→ **WRITTEN INSTRUCTION**:
How many lines of these entries include the string "xlabel"? State the number alone.

→ **Dataset entries on figures**:
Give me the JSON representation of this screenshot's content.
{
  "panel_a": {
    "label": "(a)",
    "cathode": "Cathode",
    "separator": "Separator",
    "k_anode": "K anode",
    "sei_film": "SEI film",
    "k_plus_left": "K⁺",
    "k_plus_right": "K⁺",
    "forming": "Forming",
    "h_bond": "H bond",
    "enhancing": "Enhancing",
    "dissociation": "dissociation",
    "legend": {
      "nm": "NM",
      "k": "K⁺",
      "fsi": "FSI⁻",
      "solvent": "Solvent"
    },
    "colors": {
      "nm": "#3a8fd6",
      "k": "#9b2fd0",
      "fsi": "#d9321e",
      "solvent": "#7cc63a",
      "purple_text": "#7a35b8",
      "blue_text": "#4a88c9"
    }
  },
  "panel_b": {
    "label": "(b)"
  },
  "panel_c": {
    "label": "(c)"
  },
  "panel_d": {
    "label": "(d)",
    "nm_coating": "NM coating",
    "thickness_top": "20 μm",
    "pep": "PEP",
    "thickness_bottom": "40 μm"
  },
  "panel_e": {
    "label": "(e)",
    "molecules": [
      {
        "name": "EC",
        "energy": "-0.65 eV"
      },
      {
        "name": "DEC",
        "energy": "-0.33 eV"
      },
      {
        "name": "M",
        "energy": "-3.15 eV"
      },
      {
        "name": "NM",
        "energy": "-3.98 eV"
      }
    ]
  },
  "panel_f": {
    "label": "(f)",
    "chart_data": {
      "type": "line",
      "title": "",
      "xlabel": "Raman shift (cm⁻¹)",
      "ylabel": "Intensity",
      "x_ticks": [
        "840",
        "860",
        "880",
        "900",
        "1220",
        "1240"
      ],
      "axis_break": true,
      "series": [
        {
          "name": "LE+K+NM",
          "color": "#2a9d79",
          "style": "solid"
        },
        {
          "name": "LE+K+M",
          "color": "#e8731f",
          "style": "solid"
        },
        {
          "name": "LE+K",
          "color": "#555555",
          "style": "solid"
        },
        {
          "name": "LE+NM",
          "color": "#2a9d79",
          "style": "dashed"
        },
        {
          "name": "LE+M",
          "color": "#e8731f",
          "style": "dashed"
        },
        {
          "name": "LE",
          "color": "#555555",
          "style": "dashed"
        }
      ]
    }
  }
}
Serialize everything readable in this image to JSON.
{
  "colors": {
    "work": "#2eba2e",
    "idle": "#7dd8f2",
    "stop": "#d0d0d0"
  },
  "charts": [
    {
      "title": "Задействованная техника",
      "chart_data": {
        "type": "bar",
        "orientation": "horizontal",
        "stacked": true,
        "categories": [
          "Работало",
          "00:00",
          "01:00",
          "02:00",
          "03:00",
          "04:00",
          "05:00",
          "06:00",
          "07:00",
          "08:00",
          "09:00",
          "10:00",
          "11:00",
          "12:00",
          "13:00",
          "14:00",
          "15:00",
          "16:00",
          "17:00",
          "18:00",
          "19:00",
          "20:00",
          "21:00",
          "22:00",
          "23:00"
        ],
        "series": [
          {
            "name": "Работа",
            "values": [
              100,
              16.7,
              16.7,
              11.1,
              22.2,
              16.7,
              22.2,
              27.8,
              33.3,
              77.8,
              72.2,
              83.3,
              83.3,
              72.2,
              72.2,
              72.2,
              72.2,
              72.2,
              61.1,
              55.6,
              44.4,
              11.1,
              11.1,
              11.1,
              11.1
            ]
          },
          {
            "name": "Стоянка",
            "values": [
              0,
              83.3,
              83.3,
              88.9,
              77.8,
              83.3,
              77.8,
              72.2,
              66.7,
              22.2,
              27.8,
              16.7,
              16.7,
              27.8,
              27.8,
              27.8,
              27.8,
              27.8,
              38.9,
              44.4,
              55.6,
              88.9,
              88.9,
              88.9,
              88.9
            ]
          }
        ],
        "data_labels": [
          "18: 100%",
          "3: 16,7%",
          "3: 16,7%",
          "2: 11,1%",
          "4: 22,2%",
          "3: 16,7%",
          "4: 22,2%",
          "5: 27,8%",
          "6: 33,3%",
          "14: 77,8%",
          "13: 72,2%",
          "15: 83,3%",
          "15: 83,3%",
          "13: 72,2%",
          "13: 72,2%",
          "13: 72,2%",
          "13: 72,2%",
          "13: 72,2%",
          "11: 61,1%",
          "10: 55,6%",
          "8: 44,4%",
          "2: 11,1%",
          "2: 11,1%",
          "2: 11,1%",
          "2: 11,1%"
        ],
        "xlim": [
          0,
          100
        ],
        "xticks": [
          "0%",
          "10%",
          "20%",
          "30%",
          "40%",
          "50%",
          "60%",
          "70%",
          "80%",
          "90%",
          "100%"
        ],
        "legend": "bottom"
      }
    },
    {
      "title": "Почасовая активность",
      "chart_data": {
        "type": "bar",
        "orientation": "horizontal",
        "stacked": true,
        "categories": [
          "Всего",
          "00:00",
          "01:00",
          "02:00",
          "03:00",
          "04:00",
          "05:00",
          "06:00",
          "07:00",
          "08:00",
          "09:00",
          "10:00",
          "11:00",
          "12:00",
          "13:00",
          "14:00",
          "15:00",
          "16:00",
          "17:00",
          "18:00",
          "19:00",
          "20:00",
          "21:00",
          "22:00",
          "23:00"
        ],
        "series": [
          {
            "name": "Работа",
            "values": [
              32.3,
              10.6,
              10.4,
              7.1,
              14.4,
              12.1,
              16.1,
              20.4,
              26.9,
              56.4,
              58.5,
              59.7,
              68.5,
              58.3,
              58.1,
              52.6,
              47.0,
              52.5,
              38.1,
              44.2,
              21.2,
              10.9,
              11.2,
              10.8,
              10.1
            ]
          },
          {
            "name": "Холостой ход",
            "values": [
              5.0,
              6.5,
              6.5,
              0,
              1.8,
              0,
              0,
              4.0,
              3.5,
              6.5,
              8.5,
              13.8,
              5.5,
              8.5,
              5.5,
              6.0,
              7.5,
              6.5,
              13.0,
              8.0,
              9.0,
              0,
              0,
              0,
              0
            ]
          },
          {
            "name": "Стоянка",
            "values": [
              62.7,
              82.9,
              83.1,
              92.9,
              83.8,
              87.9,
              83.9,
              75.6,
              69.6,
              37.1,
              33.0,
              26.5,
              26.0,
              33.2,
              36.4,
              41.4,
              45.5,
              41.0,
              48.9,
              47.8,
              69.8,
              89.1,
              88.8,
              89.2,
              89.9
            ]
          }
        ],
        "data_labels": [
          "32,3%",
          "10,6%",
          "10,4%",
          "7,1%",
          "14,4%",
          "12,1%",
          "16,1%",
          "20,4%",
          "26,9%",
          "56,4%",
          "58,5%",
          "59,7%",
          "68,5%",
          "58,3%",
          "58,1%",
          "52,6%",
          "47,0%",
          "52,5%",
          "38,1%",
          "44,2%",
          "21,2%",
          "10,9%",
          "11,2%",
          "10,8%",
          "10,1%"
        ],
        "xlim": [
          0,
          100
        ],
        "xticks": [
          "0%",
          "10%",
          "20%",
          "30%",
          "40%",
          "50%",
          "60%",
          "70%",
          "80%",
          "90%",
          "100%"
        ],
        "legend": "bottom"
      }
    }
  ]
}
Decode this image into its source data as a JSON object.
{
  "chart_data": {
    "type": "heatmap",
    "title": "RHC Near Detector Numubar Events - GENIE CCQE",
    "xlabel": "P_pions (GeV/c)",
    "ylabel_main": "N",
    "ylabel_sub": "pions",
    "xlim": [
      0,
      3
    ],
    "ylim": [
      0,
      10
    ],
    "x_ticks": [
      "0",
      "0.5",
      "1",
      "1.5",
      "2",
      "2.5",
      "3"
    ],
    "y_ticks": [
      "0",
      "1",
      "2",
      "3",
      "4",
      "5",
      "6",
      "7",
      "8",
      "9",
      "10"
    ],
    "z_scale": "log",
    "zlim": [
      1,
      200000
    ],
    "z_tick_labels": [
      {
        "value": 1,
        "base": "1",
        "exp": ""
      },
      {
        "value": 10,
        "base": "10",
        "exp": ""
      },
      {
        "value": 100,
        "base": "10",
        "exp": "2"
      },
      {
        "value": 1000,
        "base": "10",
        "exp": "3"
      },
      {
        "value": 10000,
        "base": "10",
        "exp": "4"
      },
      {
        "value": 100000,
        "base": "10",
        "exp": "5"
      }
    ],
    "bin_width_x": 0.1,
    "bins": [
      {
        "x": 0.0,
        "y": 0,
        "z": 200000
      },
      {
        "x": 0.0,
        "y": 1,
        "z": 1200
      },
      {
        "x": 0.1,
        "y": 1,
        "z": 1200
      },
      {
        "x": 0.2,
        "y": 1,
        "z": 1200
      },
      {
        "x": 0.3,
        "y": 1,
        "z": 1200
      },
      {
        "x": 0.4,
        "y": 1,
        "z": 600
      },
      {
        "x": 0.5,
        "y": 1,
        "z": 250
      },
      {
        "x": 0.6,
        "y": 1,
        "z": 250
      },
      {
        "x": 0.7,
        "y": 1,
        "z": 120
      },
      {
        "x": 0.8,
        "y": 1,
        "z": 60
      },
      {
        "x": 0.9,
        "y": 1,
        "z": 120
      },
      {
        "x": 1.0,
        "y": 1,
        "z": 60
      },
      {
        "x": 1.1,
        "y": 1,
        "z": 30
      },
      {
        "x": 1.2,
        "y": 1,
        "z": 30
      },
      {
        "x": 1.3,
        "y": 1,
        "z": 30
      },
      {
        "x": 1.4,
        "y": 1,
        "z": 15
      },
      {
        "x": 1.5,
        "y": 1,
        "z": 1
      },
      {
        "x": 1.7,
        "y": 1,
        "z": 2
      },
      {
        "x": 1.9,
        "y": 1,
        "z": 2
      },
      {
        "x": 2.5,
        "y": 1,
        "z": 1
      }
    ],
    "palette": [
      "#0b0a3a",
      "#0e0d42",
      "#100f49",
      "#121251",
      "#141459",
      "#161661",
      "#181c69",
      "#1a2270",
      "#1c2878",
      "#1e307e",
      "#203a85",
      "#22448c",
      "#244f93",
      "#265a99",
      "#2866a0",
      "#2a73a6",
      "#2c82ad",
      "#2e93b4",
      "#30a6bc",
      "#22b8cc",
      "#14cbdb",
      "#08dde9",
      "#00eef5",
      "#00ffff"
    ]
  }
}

→ **RIGHT ANSWER**:
2